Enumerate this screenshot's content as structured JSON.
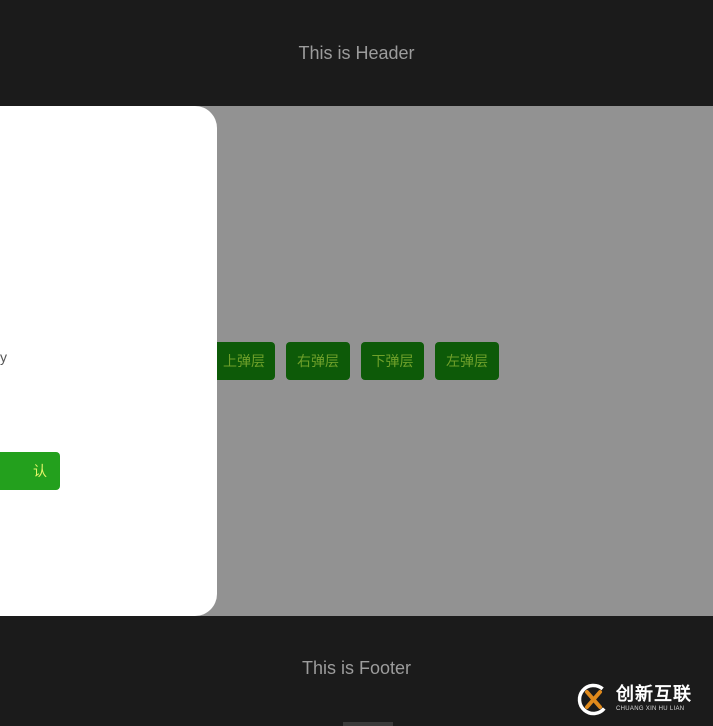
{
  "header": {
    "title": "This is Header"
  },
  "footer": {
    "title": "This is Footer"
  },
  "buttons": [
    {
      "label": "上弹层",
      "name": "popup-top-button"
    },
    {
      "label": "右弹层",
      "name": "popup-right-button"
    },
    {
      "label": "下弹层",
      "name": "popup-bottom-button"
    },
    {
      "label": "左弹层",
      "name": "popup-left-button"
    }
  ],
  "panel": {
    "partial_text": "y",
    "confirm_label": "认"
  },
  "watermark": {
    "title": "创新互联",
    "subtitle": "CHUANG XIN HU LIAN"
  },
  "colors": {
    "header_bg": "#1b1b1b",
    "overlay_bg": "#929292",
    "button_bg": "#0d5a08",
    "button_text": "#6fa02a",
    "confirm_bg": "#23a01d",
    "confirm_text": "#e6f56a",
    "panel_bg": "#ffffff"
  }
}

■ Exercise instructions
Take the listing above and restate it word for word, without its pictures.

■ Result
Enumerate this screenshot's content as structured JSON.
{
  "header": {
    "title": "This is Header"
  },
  "footer": {
    "title": "This is Footer"
  },
  "buttons": [
    {
      "label": "上弹层",
      "name": "popup-top-button"
    },
    {
      "label": "右弹层",
      "name": "popup-right-button"
    },
    {
      "label": "下弹层",
      "name": "popup-bottom-button"
    },
    {
      "label": "左弹层",
      "name": "popup-left-button"
    }
  ],
  "panel": {
    "partial_text": "y",
    "confirm_label": "认"
  },
  "watermark": {
    "title": "创新互联",
    "subtitle": "CHUANG XIN HU LIAN"
  },
  "colors": {
    "header_bg": "#1b1b1b",
    "overlay_bg": "#929292",
    "button_bg": "#0d5a08",
    "button_text": "#6fa02a",
    "confirm_bg": "#23a01d",
    "confirm_text": "#e6f56a",
    "panel_bg": "#ffffff"
  }
}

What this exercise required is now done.